**What is expected**
Look through the data below. Show each line where the string "screenshot" occurs.

**Listed entries**
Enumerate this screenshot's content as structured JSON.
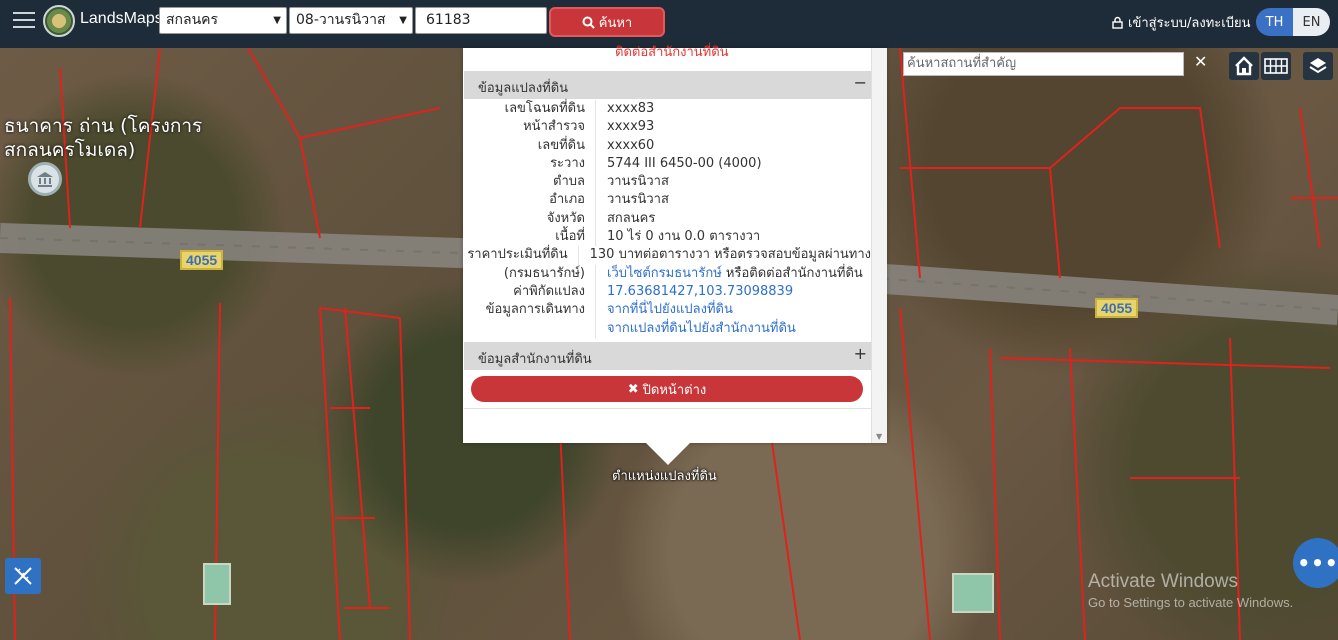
{
  "header": {
    "brand": "LandsMaps",
    "province_select": "สกลนคร",
    "district_select": "08-วานรนิวาส",
    "parcel_input": "61183",
    "search_label": "ค้นหา",
    "login_label": "เข้าสู่ระบบ/ลงทะเบียน",
    "lang_th": "TH",
    "lang_en": "EN"
  },
  "map": {
    "place_search_placeholder": "ค้นหาสถานที่สำคัญ",
    "road_label_1": "4055",
    "road_label_2": "4055",
    "bank_label_line1": "ธนาคาร ถ่าน (โครงการ",
    "bank_label_line2": "สกลนครโมเดล)",
    "marker_label": "ตำแหน่งแปลงที่ดิน",
    "activate_line1": "Activate Windows",
    "activate_line2": "Go to Settings to activate Windows."
  },
  "popup": {
    "top_cut_text": "ติดต่อสำนักงานที่ดิน",
    "section_parcel": "ข้อมูลแปลงที่ดิน",
    "section_office": "ข้อมูลสำนักงานที่ดิน",
    "rows": [
      {
        "label": "เลขโฉนดที่ดิน",
        "value": "xxxx83"
      },
      {
        "label": "หน้าสำรวจ",
        "value": "xxxx93"
      },
      {
        "label": "เลขที่ดิน",
        "value": "xxxx60"
      },
      {
        "label": "ระวาง",
        "value": "5744 III 6450-00 (4000)"
      },
      {
        "label": "ตำบล",
        "value": "วานรนิวาส"
      },
      {
        "label": "อำเภอ",
        "value": "วานรนิวาส"
      },
      {
        "label": "จังหวัด",
        "value": "สกลนคร"
      },
      {
        "label": "เนื้อที่",
        "value": "10 ไร่ 0 งาน 0.0 ตารางวา"
      },
      {
        "label": "ราคาประเมินที่ดิน",
        "value": "130 บาทต่อตารางวา หรือตรวจสอบข้อมูลผ่านทาง"
      },
      {
        "label": "(กรมธนารักษ์)",
        "link": "เว็บไซต์กรมธนารักษ์",
        "value": " หรือติดต่อสำนักงานที่ดิน"
      },
      {
        "label": "ค่าพิกัดแปลง",
        "link": "17.63681427,103.73098839"
      },
      {
        "label": "ข้อมูลการเดินทาง",
        "link": "จากที่นี่ไปยังแปลงที่ดิน"
      },
      {
        "label": "",
        "link": "จากแปลงที่ดินไปยังสำนักงานที่ดิน"
      }
    ],
    "close_label": "ปิดหน้าต่าง"
  }
}
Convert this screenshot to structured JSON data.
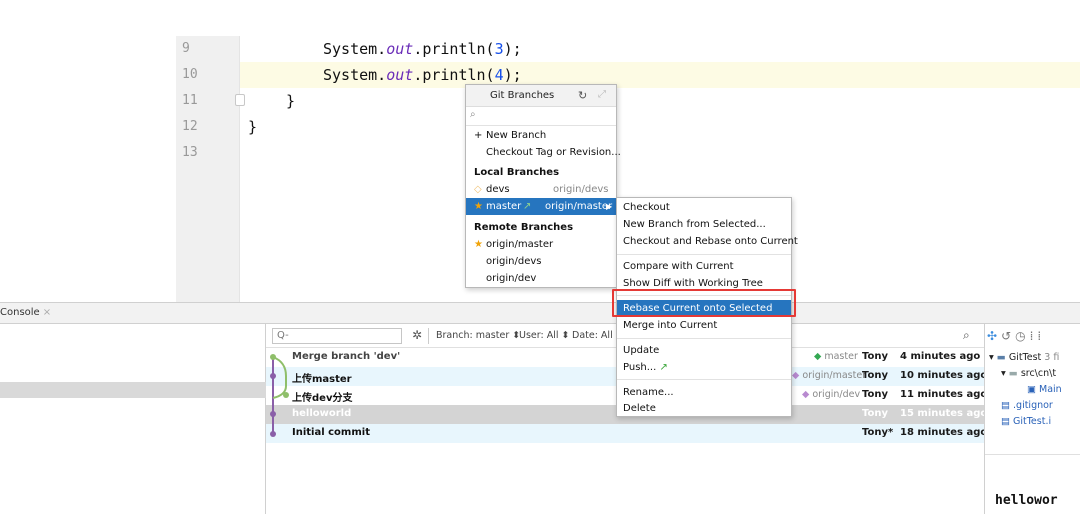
{
  "editor": {
    "line_numbers": [
      "9",
      "10",
      "11",
      "12",
      "13"
    ],
    "lines": [
      {
        "prefix": "System.",
        "field": "out",
        "mid": ".println(",
        "num": "3",
        "suffix": ");"
      },
      {
        "prefix": "System.",
        "field": "out",
        "mid": ".println(",
        "num": "4",
        "suffix": ");"
      }
    ],
    "close1": "}",
    "close2": "}"
  },
  "tool_window": {
    "console_tab": "Console",
    "close_glyph": "×"
  },
  "log_toolbar": {
    "search_placeholder": "Q-",
    "branch_filter": "Branch: master",
    "user_filter": "User: All",
    "date_filter": "Date: All"
  },
  "commits": [
    {
      "subject": "Merge branch 'dev'",
      "refs": "master",
      "author": "Tony",
      "date": "4 minutes ago"
    },
    {
      "subject": "上传master",
      "refs": "origin/master",
      "author": "Tony",
      "date": "10 minutes ago"
    },
    {
      "subject": "上传dev分支",
      "refs": "origin/dev",
      "author": "Tony",
      "date": "11 minutes ago"
    },
    {
      "subject": "helloworld",
      "refs": "",
      "author": "Tony",
      "date": "15 minutes ago"
    },
    {
      "subject": "Initial commit",
      "refs": "",
      "author": "Tony*",
      "date": "18 minutes ago"
    }
  ],
  "changes_tree": {
    "root": "GitTest",
    "root_count": "3 fi",
    "folder": "src\\cn\\t",
    "file1": "Main",
    "file2": ".gitignor",
    "file3": "GitTest.i"
  },
  "preview_text": "hellowor",
  "git_branches_popup": {
    "title": "Git Branches",
    "new_branch": "New Branch",
    "checkout_tag": "Checkout Tag or Revision...",
    "local_header": "Local Branches",
    "local": [
      {
        "name": "devs",
        "tracking": "origin/devs"
      },
      {
        "name": "master",
        "tracking": "origin/master"
      }
    ],
    "remote_header": "Remote Branches",
    "remote": [
      "origin/master",
      "origin/devs",
      "origin/dev"
    ]
  },
  "context_menu": {
    "items": [
      "Checkout",
      "New Branch from Selected...",
      "Checkout and Rebase onto Current",
      "Compare with Current",
      "Show Diff with Working Tree",
      "Rebase Current onto Selected",
      "Merge into Current",
      "Update",
      "Push...",
      "Rename...",
      "Delete"
    ],
    "selected_index": 5
  },
  "colors": {
    "selection": "#2675bf",
    "highlight_box": "#e53935",
    "graph_line": "#8a5fa8",
    "row_blue": "#e8f6fd",
    "row_gray": "#d4d4d4"
  }
}
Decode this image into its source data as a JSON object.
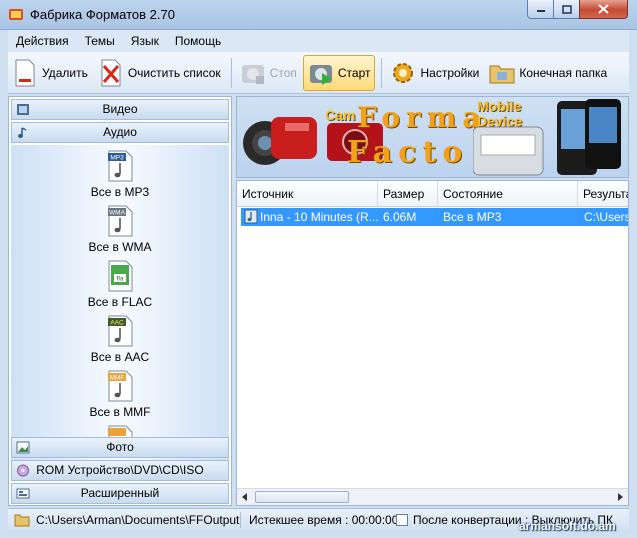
{
  "window": {
    "title": "Фабрика Форматов 2.70"
  },
  "menu": [
    "Действия",
    "Темы",
    "Язык",
    "Помощь"
  ],
  "toolbar": {
    "delete": "Удалить",
    "clear": "Очистить список",
    "stop": "Стоп",
    "start": "Старт",
    "settings": "Настройки",
    "output_folder": "Конечная папка"
  },
  "categories": {
    "video": "Видео",
    "audio": "Аудио",
    "photo": "Фото",
    "rom": "ROM Устройство\\DVD\\CD\\ISO",
    "advanced": "Расширенный"
  },
  "audio_formats": [
    {
      "tag": "MP3",
      "label": "Все в MP3"
    },
    {
      "tag": "WMA",
      "label": "Все в WMA"
    },
    {
      "tag": "fla",
      "label": "Все в FLAC"
    },
    {
      "tag": "AAC",
      "label": "Все в AAC"
    },
    {
      "tag": "MMF",
      "label": "Все в MMF"
    }
  ],
  "banner": {
    "line1": "Forma",
    "line2": "Facto",
    "camera": "Cam",
    "mobile1": "Mobile",
    "mobile2": "Device"
  },
  "table": {
    "columns": [
      "Источник",
      "Размер",
      "Состояние",
      "Результат"
    ],
    "rows": [
      {
        "source": "Inna - 10 Minutes (R...",
        "size": "6.06M",
        "status": "Все в MP3",
        "result": "C:\\Users"
      }
    ]
  },
  "status": {
    "path": "C:\\Users\\Arman\\Documents\\FFOutput",
    "elapsed": "Истекшее время : 00:00:00",
    "after": "После конвертации : Выключить ПК"
  },
  "watermark": "armansoft.do.am",
  "colors": {
    "accent": "#3399ff",
    "banner_text": "#f2a21a"
  }
}
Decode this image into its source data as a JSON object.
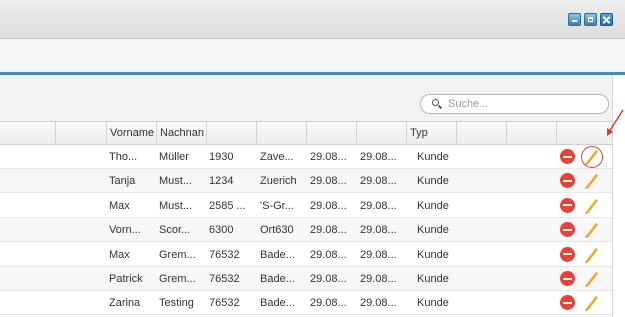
{
  "colors": {
    "accent": "#3a8ad6",
    "delete": "#e8413a",
    "edit": "#f5a623"
  },
  "window": {
    "buttons": [
      {
        "name": "minimize",
        "icon": "minimize-icon"
      },
      {
        "name": "maximize",
        "icon": "maximize-icon"
      },
      {
        "name": "close",
        "icon": "close-icon"
      }
    ]
  },
  "search": {
    "placeholder": "Suche...",
    "value": "",
    "icon": "search-icon"
  },
  "table": {
    "columns": [
      "",
      "",
      "Vorname",
      "Nachnan",
      "",
      "",
      "",
      "",
      "Typ",
      "",
      ""
    ],
    "rows": [
      {
        "vorname": "Tho...",
        "nachname": "Müller",
        "plz": "1930",
        "ort": "Zave...",
        "date1": "29.08...",
        "date2": "29.08...",
        "typ": "Kunde"
      },
      {
        "vorname": "Tanja",
        "nachname": "Must...",
        "plz": "1234",
        "ort": "Zuerich",
        "date1": "29.08...",
        "date2": "29.08...",
        "typ": "Kunde"
      },
      {
        "vorname": "Max",
        "nachname": "Must...",
        "plz": "2585 ...",
        "ort": "'S-Gr...",
        "date1": "29.08...",
        "date2": "29.08...",
        "typ": "Kunde"
      },
      {
        "vorname": "Vorn...",
        "nachname": "Scor...",
        "plz": "6300",
        "ort": "Ort630",
        "date1": "29.08...",
        "date2": "29.08...",
        "typ": "Kunde"
      },
      {
        "vorname": "Max",
        "nachname": "Grem...",
        "plz": "76532",
        "ort": "Bade...",
        "date1": "29.08...",
        "date2": "29.08...",
        "typ": "Kunde"
      },
      {
        "vorname": "Patrick",
        "nachname": "Grem...",
        "plz": "76532",
        "ort": "Bade...",
        "date1": "29.08...",
        "date2": "29.08...",
        "typ": "Kunde"
      },
      {
        "vorname": "Zarina",
        "nachname": "Testing",
        "plz": "76532",
        "ort": "Bade...",
        "date1": "29.08...",
        "date2": "29.08...",
        "typ": "Kunde"
      }
    ]
  }
}
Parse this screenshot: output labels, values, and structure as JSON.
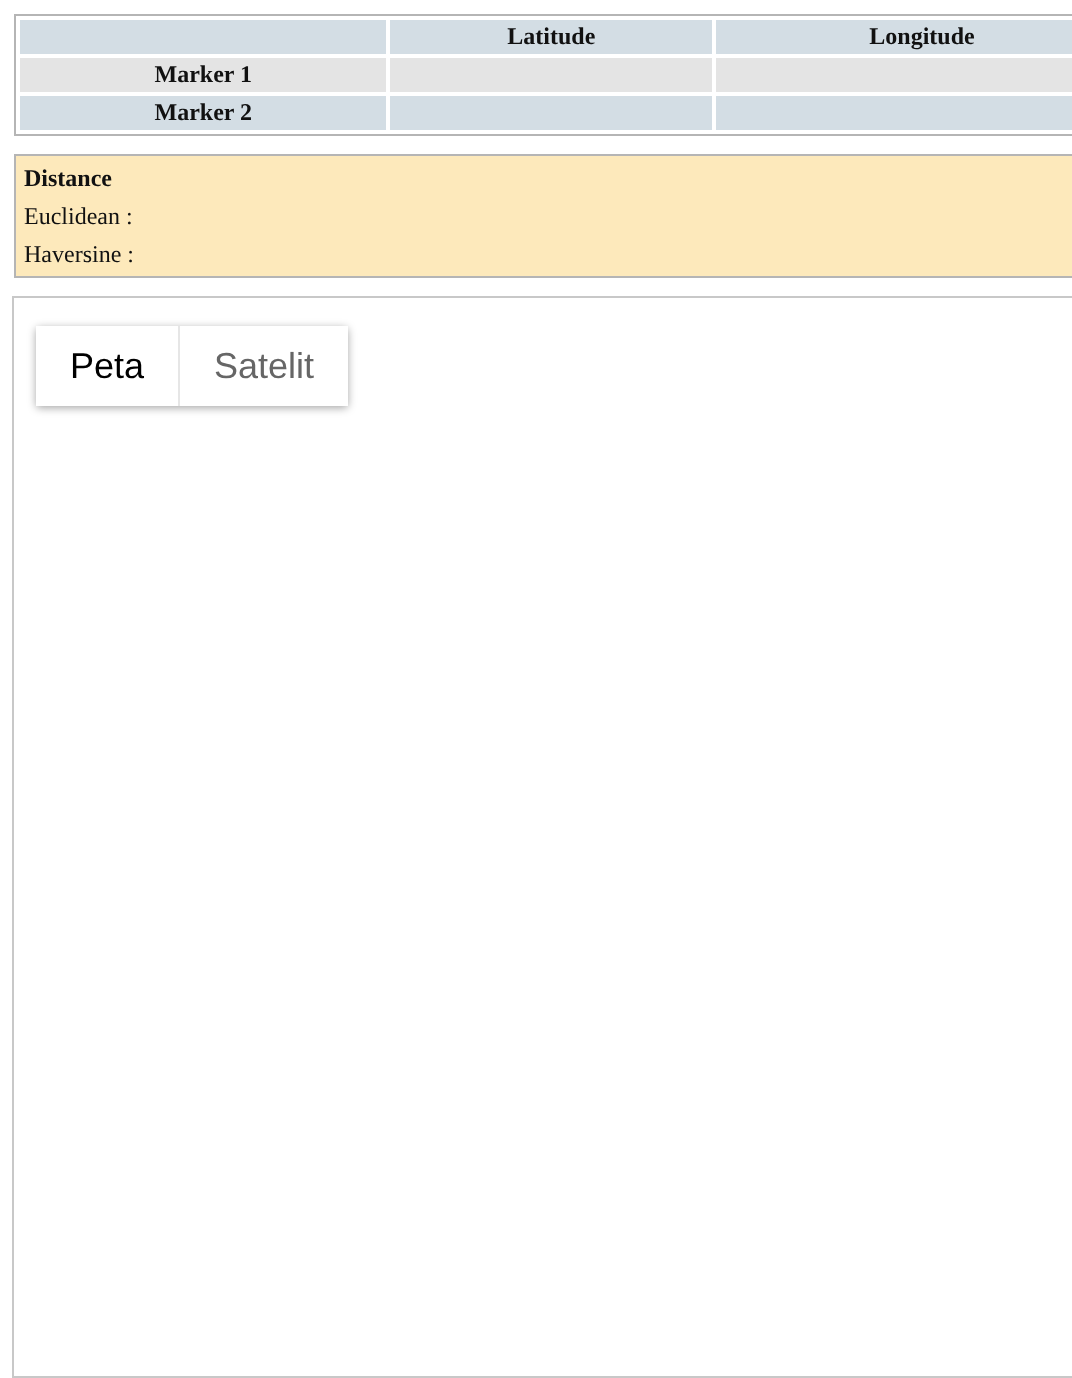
{
  "table": {
    "columns": [
      "",
      "Latitude",
      "Longitude"
    ],
    "rows": [
      {
        "label": "Marker 1"
      },
      {
        "label": "Marker 2"
      }
    ]
  },
  "distance": {
    "title": "Distance",
    "lines": [
      "Euclidean :",
      "Haversine :"
    ]
  },
  "map": {
    "map_types": [
      {
        "label": "Peta",
        "selected": true
      },
      {
        "label": "Satelit",
        "selected": false
      }
    ]
  }
}
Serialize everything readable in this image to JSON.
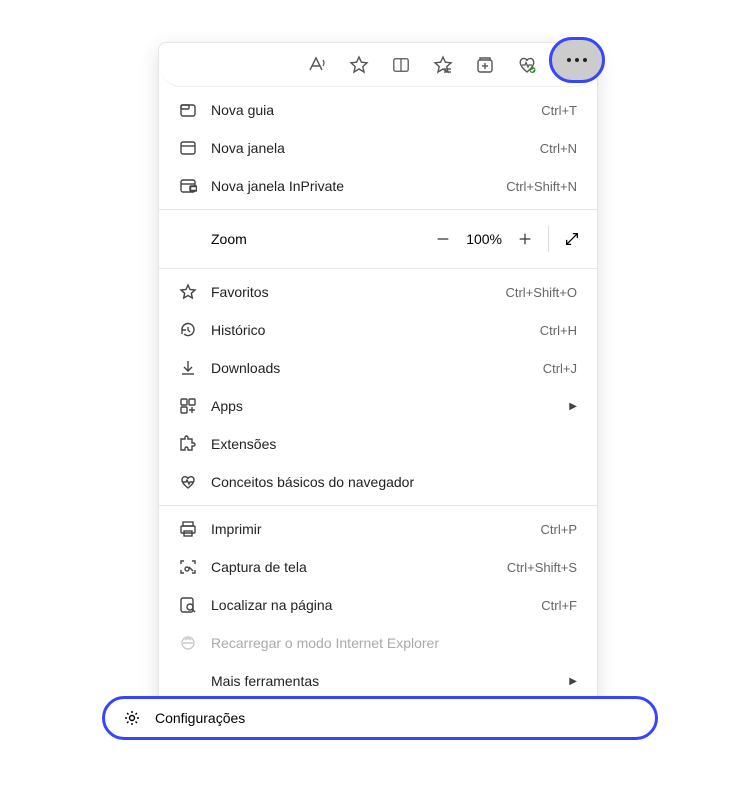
{
  "menu": {
    "new_tab": {
      "label": "Nova guia",
      "shortcut": "Ctrl+T"
    },
    "new_window": {
      "label": "Nova janela",
      "shortcut": "Ctrl+N"
    },
    "new_inprivate": {
      "label": "Nova janela InPrivate",
      "shortcut": "Ctrl+Shift+N"
    },
    "zoom": {
      "label": "Zoom",
      "value": "100%"
    },
    "favorites": {
      "label": "Favoritos",
      "shortcut": "Ctrl+Shift+O"
    },
    "history": {
      "label": "Histórico",
      "shortcut": "Ctrl+H"
    },
    "downloads": {
      "label": "Downloads",
      "shortcut": "Ctrl+J"
    },
    "apps": {
      "label": "Apps"
    },
    "extensions": {
      "label": "Extensões"
    },
    "browser_essentials": {
      "label": "Conceitos básicos do navegador"
    },
    "print": {
      "label": "Imprimir",
      "shortcut": "Ctrl+P"
    },
    "capture": {
      "label": "Captura de tela",
      "shortcut": "Ctrl+Shift+S"
    },
    "find": {
      "label": "Localizar na página",
      "shortcut": "Ctrl+F"
    },
    "ie_mode": {
      "label": "Recarregar o modo Internet Explorer"
    },
    "more_tools": {
      "label": "Mais ferramentas"
    },
    "settings": {
      "label": "Configurações"
    }
  }
}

**The output**
Enumerate this screenshot's content as structured JSON.
Convert this screenshot to structured JSON data.
Parse this screenshot: output labels, values, and structure as JSON.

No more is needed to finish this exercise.